→ **Task details**
Each line below should be quoted exactly, please.

→ **Rows from a figure dataset**
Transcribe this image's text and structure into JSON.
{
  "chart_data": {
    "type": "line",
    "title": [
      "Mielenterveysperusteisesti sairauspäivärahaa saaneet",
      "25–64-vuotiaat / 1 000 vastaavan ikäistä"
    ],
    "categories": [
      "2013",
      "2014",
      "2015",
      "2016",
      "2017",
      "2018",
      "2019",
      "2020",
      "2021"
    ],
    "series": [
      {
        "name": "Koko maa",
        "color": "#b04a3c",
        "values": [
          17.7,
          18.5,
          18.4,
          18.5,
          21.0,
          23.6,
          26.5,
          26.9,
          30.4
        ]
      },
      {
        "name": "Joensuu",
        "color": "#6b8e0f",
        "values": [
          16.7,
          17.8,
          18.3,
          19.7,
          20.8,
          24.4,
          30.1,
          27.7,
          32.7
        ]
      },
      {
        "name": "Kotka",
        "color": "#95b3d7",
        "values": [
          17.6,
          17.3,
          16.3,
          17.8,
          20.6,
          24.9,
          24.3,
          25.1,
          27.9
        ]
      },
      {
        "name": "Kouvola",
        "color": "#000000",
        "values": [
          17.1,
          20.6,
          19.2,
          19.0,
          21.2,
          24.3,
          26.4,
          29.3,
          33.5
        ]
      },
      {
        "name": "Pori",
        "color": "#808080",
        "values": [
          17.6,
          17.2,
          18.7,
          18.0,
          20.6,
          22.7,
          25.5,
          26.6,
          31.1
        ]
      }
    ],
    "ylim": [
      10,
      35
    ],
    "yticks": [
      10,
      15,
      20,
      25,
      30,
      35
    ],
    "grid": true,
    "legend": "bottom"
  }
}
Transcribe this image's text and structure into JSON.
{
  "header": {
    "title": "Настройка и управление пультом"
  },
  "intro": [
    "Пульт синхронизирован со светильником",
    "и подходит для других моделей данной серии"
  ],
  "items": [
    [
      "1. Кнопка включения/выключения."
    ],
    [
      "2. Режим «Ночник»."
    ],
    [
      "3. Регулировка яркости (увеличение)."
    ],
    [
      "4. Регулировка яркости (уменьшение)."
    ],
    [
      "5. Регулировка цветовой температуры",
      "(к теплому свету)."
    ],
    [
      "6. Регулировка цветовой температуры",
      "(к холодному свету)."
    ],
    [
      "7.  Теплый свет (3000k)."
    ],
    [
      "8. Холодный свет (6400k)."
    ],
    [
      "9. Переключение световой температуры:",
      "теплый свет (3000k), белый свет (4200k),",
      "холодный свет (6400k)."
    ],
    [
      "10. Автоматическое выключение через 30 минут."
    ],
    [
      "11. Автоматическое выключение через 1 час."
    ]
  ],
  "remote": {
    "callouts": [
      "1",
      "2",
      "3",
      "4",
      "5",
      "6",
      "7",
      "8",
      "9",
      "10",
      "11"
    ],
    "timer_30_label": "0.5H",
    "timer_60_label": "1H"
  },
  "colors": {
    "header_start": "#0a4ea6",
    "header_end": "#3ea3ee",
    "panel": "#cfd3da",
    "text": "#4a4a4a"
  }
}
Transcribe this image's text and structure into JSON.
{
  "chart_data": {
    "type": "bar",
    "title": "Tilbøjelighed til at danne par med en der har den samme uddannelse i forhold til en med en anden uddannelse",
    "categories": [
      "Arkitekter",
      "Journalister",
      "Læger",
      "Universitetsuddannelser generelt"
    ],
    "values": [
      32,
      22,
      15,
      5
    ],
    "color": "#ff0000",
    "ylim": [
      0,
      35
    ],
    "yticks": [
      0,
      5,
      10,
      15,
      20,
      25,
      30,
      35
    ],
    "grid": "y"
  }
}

→ **Exercise answer**
Transcribe this image's text and structure into JSON.
{
  "chart_data": {
    "type": "line",
    "title": [
      "Mielenterveysperusteisesti sairauspäivärahaa saaneet",
      "25–64-vuotiaat / 1 000 vastaavan ikäistä"
    ],
    "categories": [
      "2013",
      "2014",
      "2015",
      "2016",
      "2017",
      "2018",
      "2019",
      "2020",
      "2021"
    ],
    "series": [
      {
        "name": "Koko maa",
        "color": "#b04a3c",
        "values": [
          17.7,
          18.5,
          18.4,
          18.5,
          21.0,
          23.6,
          26.5,
          26.9,
          30.4
        ]
      },
      {
        "name": "Joensuu",
        "color": "#6b8e0f",
        "values": [
          16.7,
          17.8,
          18.3,
          19.7,
          20.8,
          24.4,
          30.1,
          27.7,
          32.7
        ]
      },
      {
        "name": "Kotka",
        "color": "#95b3d7",
        "values": [
          17.6,
          17.3,
          16.3,
          17.8,
          20.6,
          24.9,
          24.3,
          25.1,
          27.9
        ]
      },
      {
        "name": "Kouvola",
        "color": "#000000",
        "values": [
          17.1,
          20.6,
          19.2,
          19.0,
          21.2,
          24.3,
          26.4,
          29.3,
          33.5
        ]
      },
      {
        "name": "Pori",
        "color": "#808080",
        "values": [
          17.6,
          17.2,
          18.7,
          18.0,
          20.6,
          22.7,
          25.5,
          26.6,
          31.1
        ]
      }
    ],
    "ylim": [
      10,
      35
    ],
    "yticks": [
      10,
      15,
      20,
      25,
      30,
      35
    ],
    "grid": true,
    "legend": "bottom"
  }
}
Transcribe this image's text and structure into JSON.
{
  "header": {
    "title": "Настройка и управление пультом"
  },
  "intro": [
    "Пульт синхронизирован со светильником",
    "и подходит для других моделей данной серии"
  ],
  "items": [
    [
      "1. Кнопка включения/выключения."
    ],
    [
      "2. Режим «Ночник»."
    ],
    [
      "3. Регулировка яркости (увеличение)."
    ],
    [
      "4. Регулировка яркости (уменьшение)."
    ],
    [
      "5. Регулировка цветовой температуры",
      "(к теплому свету)."
    ],
    [
      "6. Регулировка цветовой температуры",
      "(к холодному свету)."
    ],
    [
      "7.  Теплый свет (3000k)."
    ],
    [
      "8. Холодный свет (6400k)."
    ],
    [
      "9. Переключение световой температуры:",
      "теплый свет (3000k), белый свет (4200k),",
      "холодный свет (6400k)."
    ],
    [
      "10. Автоматическое выключение через 30 минут."
    ],
    [
      "11. Автоматическое выключение через 1 час."
    ]
  ],
  "remote": {
    "callouts": [
      "1",
      "2",
      "3",
      "4",
      "5",
      "6",
      "7",
      "8",
      "9",
      "10",
      "11"
    ],
    "timer_30_label": "0.5H",
    "timer_60_label": "1H"
  },
  "colors": {
    "header_start": "#0a4ea6",
    "header_end": "#3ea3ee",
    "panel": "#cfd3da",
    "text": "#4a4a4a"
  }
}
Transcribe this image's text and structure into JSON.
{
  "chart_data": {
    "type": "bar",
    "title": "Tilbøjelighed til at danne par med en der har den samme uddannelse i forhold til en med en anden uddannelse",
    "categories": [
      "Arkitekter",
      "Journalister",
      "Læger",
      "Universitetsuddannelser generelt"
    ],
    "values": [
      32,
      22,
      15,
      5
    ],
    "color": "#ff0000",
    "ylim": [
      0,
      35
    ],
    "yticks": [
      0,
      5,
      10,
      15,
      20,
      25,
      30,
      35
    ],
    "grid": "y"
  }
}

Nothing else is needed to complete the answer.